Stored records
■ ■ ■ ■ ■
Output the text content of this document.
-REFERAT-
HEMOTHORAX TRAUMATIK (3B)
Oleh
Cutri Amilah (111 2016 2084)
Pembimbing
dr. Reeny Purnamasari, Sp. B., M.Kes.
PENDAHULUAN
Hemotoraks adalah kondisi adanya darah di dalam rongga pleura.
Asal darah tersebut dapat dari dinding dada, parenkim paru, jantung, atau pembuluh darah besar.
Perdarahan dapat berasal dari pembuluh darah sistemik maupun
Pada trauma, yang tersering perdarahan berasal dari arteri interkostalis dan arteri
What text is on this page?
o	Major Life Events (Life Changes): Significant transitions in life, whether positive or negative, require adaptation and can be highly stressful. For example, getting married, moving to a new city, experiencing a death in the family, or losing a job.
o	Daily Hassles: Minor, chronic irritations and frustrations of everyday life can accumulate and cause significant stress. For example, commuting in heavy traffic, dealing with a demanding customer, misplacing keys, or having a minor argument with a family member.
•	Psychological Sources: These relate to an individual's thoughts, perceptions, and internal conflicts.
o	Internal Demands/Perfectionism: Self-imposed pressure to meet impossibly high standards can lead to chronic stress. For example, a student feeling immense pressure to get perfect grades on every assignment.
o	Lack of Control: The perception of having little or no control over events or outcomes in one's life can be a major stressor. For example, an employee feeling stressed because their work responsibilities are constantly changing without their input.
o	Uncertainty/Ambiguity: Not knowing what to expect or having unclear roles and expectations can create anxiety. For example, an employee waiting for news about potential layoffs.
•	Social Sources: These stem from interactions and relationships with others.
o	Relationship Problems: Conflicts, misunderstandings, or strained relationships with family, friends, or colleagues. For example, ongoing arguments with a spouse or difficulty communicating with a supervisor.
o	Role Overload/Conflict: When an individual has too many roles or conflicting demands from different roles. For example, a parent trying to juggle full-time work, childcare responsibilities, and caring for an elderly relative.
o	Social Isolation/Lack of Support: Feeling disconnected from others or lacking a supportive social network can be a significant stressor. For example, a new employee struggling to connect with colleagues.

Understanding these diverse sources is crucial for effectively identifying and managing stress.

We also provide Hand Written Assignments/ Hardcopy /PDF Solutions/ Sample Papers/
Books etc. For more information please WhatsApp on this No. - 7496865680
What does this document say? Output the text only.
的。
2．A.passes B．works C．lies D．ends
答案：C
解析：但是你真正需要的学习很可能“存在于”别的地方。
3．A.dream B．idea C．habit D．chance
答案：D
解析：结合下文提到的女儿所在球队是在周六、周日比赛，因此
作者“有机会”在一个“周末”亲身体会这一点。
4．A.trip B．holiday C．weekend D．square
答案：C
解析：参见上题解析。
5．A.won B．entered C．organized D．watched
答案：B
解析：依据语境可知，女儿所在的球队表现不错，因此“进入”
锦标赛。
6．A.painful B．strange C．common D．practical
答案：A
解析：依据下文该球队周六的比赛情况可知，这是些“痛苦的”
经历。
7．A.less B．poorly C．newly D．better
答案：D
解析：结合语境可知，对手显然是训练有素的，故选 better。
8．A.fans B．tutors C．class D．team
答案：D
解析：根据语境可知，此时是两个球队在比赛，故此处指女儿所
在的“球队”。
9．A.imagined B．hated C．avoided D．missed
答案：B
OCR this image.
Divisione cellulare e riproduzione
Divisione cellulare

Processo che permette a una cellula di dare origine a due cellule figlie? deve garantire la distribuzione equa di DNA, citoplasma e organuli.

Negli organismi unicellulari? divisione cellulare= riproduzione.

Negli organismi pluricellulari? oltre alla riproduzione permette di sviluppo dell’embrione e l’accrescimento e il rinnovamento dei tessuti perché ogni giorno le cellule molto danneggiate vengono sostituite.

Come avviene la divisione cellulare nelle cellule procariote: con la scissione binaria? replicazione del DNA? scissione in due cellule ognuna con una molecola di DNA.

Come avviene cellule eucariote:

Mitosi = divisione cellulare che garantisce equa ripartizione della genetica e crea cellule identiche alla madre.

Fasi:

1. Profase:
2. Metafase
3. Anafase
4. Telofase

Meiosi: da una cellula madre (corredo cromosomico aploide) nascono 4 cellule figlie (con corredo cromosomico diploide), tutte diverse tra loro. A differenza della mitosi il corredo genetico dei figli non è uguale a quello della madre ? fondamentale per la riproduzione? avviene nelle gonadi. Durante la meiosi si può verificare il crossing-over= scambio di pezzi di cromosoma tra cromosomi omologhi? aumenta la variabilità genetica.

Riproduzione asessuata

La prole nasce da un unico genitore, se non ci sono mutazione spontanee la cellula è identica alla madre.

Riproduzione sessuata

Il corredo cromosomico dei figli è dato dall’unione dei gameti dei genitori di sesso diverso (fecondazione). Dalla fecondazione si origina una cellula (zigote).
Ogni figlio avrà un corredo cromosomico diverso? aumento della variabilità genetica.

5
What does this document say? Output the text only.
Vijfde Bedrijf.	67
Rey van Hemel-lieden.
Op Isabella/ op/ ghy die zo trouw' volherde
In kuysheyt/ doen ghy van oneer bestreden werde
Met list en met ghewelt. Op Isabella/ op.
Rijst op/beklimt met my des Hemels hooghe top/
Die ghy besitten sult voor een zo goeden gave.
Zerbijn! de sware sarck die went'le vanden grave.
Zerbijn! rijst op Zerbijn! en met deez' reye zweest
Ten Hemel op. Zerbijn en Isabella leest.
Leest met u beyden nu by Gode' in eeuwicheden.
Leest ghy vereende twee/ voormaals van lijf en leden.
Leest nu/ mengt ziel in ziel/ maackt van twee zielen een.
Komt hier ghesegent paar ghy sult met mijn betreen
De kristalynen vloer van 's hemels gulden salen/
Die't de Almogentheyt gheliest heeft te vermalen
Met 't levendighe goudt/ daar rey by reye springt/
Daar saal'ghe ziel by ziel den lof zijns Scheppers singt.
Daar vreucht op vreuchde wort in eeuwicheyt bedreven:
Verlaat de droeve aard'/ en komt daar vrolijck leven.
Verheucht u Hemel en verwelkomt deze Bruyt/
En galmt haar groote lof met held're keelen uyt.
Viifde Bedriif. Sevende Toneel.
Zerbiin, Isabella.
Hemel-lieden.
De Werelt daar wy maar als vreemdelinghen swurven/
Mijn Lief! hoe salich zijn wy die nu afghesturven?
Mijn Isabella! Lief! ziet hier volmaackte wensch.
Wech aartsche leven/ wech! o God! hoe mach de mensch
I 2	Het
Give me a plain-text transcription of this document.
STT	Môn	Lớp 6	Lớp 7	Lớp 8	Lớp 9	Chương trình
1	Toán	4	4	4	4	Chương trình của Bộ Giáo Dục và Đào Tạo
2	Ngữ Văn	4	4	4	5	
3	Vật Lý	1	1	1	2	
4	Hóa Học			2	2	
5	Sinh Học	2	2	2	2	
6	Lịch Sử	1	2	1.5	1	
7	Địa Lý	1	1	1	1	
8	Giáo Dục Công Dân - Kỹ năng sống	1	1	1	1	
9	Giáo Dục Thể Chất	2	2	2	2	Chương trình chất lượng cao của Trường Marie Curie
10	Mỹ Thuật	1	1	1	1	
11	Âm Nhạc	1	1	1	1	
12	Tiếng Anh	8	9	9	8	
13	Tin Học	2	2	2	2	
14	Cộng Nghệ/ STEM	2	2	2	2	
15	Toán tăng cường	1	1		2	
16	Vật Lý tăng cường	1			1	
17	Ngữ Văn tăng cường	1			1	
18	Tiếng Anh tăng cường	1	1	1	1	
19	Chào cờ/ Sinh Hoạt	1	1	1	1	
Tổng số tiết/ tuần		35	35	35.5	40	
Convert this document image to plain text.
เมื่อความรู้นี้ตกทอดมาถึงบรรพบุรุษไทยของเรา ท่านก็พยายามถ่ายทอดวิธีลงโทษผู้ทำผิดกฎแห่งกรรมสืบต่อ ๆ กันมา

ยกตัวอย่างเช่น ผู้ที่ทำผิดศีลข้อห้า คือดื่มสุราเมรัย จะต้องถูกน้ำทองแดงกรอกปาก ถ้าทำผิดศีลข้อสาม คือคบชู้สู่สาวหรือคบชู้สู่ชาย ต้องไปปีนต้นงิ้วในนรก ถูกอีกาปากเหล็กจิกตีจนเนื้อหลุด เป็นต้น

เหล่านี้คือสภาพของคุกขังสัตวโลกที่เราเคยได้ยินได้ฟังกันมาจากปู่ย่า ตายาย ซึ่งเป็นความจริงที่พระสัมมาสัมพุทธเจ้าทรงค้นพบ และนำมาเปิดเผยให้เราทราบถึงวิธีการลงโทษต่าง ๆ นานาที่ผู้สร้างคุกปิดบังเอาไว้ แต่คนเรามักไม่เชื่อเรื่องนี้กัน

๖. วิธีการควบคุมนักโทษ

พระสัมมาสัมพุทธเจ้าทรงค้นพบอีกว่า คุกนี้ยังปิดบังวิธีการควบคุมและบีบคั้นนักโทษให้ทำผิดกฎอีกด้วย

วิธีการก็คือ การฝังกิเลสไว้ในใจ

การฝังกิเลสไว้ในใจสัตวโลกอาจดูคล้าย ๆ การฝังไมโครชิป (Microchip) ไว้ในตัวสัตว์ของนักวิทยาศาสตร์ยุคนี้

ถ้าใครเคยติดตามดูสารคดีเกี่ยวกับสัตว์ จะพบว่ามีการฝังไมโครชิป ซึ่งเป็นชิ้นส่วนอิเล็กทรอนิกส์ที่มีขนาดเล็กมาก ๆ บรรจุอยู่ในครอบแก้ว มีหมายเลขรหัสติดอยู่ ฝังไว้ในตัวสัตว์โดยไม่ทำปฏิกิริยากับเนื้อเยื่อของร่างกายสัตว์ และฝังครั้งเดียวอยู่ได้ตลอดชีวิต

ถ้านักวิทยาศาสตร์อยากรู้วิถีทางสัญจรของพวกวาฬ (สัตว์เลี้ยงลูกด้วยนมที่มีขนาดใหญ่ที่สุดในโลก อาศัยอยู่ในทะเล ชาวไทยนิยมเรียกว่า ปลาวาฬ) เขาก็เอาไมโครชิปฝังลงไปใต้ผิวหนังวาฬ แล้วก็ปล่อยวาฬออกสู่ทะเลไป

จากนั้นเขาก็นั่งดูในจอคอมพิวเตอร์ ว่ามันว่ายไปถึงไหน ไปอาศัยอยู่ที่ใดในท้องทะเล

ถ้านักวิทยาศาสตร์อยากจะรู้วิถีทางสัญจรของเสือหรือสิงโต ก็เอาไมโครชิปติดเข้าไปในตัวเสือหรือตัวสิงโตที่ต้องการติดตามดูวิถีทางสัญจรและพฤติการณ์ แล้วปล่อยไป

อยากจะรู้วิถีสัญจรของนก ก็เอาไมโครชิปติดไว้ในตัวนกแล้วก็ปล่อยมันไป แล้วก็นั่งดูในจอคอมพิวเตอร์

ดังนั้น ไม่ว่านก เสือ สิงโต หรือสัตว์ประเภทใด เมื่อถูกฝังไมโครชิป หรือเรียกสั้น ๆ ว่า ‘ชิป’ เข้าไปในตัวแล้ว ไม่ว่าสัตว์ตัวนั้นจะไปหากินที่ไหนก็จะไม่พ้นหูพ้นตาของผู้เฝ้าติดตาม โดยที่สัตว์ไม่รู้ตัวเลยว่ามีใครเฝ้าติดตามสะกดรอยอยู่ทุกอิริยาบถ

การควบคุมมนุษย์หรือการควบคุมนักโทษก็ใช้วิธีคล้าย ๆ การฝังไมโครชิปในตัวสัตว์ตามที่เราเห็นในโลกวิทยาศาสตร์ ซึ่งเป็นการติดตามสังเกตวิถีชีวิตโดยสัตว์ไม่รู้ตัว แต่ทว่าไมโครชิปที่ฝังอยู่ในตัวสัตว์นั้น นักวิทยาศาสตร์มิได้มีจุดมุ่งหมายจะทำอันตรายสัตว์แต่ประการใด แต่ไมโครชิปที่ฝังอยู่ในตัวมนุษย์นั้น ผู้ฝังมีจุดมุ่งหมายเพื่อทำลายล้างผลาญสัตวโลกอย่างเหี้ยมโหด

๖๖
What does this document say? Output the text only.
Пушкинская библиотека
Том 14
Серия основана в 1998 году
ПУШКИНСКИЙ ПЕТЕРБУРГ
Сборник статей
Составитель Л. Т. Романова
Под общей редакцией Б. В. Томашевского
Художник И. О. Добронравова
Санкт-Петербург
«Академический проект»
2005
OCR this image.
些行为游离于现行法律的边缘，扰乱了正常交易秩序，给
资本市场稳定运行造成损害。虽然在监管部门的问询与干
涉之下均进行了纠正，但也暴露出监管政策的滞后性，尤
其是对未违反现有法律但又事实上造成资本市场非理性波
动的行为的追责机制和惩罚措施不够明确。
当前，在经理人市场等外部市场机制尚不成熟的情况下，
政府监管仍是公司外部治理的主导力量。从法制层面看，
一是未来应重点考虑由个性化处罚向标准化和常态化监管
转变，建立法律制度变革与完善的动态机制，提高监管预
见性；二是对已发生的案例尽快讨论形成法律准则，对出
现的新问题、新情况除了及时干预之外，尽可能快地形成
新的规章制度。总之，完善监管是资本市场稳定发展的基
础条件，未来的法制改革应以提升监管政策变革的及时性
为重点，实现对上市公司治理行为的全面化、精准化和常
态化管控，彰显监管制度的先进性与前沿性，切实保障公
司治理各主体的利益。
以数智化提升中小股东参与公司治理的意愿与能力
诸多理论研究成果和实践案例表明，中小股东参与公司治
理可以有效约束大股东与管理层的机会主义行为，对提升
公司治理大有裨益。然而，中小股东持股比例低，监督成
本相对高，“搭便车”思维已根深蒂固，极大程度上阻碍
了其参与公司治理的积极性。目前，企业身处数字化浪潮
■ ■ ■ ■ ■
▸ Task objective:
Find the lines that include the string "permette", then copy each of them.

▸ Solution to the exercise:
Processo che permette a una cellula di dare origine a due cellule figlie? deve garantire la distribuzione equa di DNA, citoplasma e organuli.
Negli organismi pluricellulari? oltre alla riproduzione permette di sviluppo dell’embrione e l’accrescimento e il rinnovamento dei tessuti perché ogni giorno le cellule molto danneggiate vengono sostituite.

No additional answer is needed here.